===== Exercise material
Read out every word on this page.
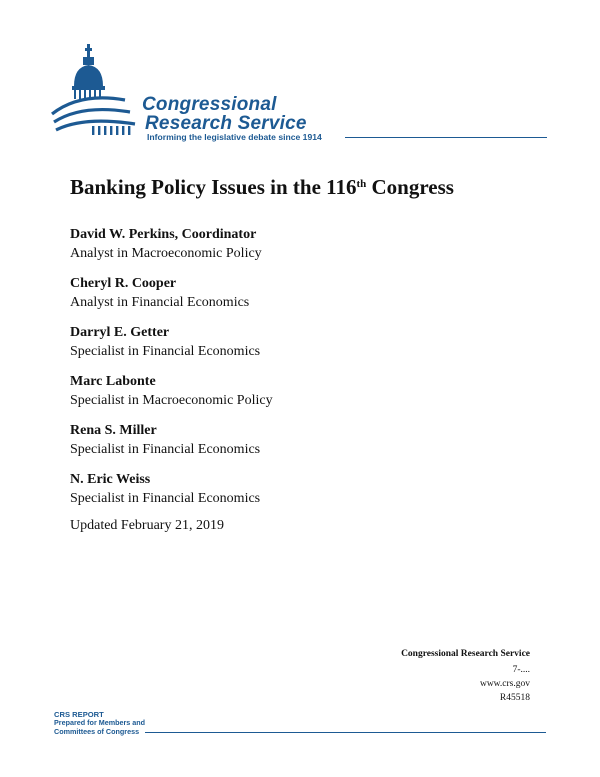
Congressional
Research Service
Informing the legislative debate since 1914
Banking Policy Issues in the 116th Congress
David W. Perkins, Coordinator
Analyst in Macroeconomic Policy
Cheryl R. Cooper
Analyst in Financial Economics
Darryl E. Getter
Specialist in Financial Economics
Marc Labonte
Specialist in Macroeconomic Policy
Rena S. Miller
Specialist in Financial Economics
N. Eric Weiss
Specialist in Financial Economics
Updated February 21, 2019
Congressional Research Service
7-....
www.crs.gov
R45518
CRS REPORT
Prepared for Members and
Committees of Congress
==========
Objective
Pictures in the records above should not be copied. Repeat everything else exactly.

The reply
Read out every word on this page.
Congressional
Research Service
Informing the legislative debate since 1914
Banking Policy Issues in the 116th Congress
David W. Perkins, Coordinator
Analyst in Macroeconomic Policy
Cheryl R. Cooper
Analyst in Financial Economics
Darryl E. Getter
Specialist in Financial Economics
Marc Labonte
Specialist in Macroeconomic Policy
Rena S. Miller
Specialist in Financial Economics
N. Eric Weiss
Specialist in Financial Economics
Updated February 21, 2019
Congressional Research Service
7-....
www.crs.gov
R45518
CRS REPORT
Prepared for Members and
Committees of Congress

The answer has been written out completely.